== Record excerpts ==
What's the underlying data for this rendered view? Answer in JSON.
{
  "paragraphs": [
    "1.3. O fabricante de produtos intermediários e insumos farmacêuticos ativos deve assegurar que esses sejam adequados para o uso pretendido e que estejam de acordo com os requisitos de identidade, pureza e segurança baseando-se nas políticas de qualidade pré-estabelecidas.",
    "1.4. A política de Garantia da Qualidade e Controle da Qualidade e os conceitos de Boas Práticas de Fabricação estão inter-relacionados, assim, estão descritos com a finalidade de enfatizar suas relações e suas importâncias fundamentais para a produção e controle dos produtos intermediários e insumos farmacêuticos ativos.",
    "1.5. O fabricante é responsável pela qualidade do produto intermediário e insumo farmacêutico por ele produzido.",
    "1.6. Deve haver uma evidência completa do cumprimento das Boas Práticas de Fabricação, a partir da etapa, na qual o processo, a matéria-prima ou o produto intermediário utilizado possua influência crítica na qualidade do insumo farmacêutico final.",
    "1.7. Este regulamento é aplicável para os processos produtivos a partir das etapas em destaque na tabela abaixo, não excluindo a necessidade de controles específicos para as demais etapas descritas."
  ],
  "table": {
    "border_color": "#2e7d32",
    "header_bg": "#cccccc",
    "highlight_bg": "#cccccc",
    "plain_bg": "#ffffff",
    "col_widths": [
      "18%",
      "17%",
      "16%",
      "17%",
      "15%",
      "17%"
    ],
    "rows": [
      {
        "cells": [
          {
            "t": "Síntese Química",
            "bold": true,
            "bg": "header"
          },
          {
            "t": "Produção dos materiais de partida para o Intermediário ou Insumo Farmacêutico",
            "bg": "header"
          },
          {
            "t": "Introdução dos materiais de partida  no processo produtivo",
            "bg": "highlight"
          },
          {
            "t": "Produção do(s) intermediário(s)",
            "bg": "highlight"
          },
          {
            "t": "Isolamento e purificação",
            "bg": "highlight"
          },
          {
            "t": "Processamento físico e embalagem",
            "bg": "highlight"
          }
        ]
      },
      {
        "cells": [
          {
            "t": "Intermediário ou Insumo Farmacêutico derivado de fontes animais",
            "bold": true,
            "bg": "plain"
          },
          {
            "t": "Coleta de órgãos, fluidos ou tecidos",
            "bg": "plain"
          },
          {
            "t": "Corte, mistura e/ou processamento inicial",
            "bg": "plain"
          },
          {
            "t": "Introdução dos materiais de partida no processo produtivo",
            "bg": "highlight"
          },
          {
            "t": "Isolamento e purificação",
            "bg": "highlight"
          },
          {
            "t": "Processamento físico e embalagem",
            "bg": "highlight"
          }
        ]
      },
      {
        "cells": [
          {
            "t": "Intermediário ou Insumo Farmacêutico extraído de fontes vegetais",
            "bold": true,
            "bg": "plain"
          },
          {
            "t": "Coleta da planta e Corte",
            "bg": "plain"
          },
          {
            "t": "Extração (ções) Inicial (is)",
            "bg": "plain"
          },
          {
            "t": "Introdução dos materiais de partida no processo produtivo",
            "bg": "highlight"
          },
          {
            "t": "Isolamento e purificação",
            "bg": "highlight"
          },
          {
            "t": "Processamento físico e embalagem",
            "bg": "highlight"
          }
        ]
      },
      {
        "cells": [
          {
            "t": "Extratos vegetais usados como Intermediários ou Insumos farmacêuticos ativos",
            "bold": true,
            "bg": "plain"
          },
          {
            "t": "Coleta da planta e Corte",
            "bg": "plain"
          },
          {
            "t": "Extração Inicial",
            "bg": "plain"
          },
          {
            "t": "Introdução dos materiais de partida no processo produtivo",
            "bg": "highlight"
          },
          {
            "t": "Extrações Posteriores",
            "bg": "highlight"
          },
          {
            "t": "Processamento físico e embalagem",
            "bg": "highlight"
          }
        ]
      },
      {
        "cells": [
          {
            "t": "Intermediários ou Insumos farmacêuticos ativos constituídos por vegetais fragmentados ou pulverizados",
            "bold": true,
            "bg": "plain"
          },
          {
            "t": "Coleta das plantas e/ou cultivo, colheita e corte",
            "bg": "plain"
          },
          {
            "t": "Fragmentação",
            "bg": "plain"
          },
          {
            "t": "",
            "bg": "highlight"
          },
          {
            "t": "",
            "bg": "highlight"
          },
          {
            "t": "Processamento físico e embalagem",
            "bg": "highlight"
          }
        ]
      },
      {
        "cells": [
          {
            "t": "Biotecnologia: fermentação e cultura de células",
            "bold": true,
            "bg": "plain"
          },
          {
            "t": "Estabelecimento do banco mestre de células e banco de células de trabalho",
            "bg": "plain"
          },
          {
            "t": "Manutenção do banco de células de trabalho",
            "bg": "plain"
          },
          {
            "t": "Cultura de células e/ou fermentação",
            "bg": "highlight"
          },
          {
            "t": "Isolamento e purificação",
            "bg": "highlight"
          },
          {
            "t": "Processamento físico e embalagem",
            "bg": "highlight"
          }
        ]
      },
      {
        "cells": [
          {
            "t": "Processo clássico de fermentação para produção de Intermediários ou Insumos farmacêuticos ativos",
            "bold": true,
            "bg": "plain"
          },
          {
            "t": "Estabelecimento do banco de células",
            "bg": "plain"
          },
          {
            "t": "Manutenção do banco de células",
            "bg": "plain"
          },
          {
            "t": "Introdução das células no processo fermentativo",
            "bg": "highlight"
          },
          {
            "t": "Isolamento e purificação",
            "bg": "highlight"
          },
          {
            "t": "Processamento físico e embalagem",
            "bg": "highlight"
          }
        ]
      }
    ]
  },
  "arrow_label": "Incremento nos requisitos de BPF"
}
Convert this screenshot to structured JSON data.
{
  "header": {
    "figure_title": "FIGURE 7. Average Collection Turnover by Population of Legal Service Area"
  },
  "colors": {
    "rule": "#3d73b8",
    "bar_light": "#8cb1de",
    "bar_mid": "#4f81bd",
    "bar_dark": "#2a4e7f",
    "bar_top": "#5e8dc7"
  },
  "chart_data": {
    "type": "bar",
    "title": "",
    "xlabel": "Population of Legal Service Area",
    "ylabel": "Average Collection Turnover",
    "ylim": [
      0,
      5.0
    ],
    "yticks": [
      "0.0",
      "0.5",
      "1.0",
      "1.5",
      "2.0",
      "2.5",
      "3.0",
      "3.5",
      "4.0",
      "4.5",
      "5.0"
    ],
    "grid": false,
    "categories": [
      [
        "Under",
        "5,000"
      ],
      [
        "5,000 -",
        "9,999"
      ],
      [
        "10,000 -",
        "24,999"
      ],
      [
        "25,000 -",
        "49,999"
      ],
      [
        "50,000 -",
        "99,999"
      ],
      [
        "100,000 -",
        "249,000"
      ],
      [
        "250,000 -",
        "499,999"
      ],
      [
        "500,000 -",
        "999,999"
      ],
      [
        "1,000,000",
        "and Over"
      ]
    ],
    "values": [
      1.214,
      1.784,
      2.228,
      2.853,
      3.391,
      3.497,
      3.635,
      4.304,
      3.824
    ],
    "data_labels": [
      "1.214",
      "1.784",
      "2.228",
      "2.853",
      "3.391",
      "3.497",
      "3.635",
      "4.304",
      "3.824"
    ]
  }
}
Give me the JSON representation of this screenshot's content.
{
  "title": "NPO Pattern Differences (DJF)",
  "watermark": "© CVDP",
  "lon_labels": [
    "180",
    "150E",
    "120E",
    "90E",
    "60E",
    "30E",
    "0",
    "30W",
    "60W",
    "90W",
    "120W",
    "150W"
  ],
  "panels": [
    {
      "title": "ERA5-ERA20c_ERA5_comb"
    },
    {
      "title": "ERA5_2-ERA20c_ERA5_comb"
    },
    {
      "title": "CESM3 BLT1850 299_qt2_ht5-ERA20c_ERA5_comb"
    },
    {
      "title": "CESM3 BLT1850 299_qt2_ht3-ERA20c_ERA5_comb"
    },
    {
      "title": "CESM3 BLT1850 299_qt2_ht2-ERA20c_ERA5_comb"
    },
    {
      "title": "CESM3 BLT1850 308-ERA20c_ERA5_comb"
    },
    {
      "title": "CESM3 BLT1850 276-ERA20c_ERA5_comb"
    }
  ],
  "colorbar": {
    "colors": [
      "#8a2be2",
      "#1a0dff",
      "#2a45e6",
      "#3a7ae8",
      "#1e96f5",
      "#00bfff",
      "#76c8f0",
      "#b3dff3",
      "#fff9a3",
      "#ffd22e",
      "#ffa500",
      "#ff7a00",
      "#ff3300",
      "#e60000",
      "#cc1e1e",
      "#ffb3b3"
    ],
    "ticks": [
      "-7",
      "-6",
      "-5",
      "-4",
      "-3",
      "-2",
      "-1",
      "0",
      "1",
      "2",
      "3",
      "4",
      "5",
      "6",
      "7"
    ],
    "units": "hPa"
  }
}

== Task ==
Gather from the data above every line with the string "Population".

== Exercise output ==
    "figure_title": "FIGURE 7. Average Collection Turnover by Population of Legal Service Area"
    "xlabel": "Population of Legal Service Area",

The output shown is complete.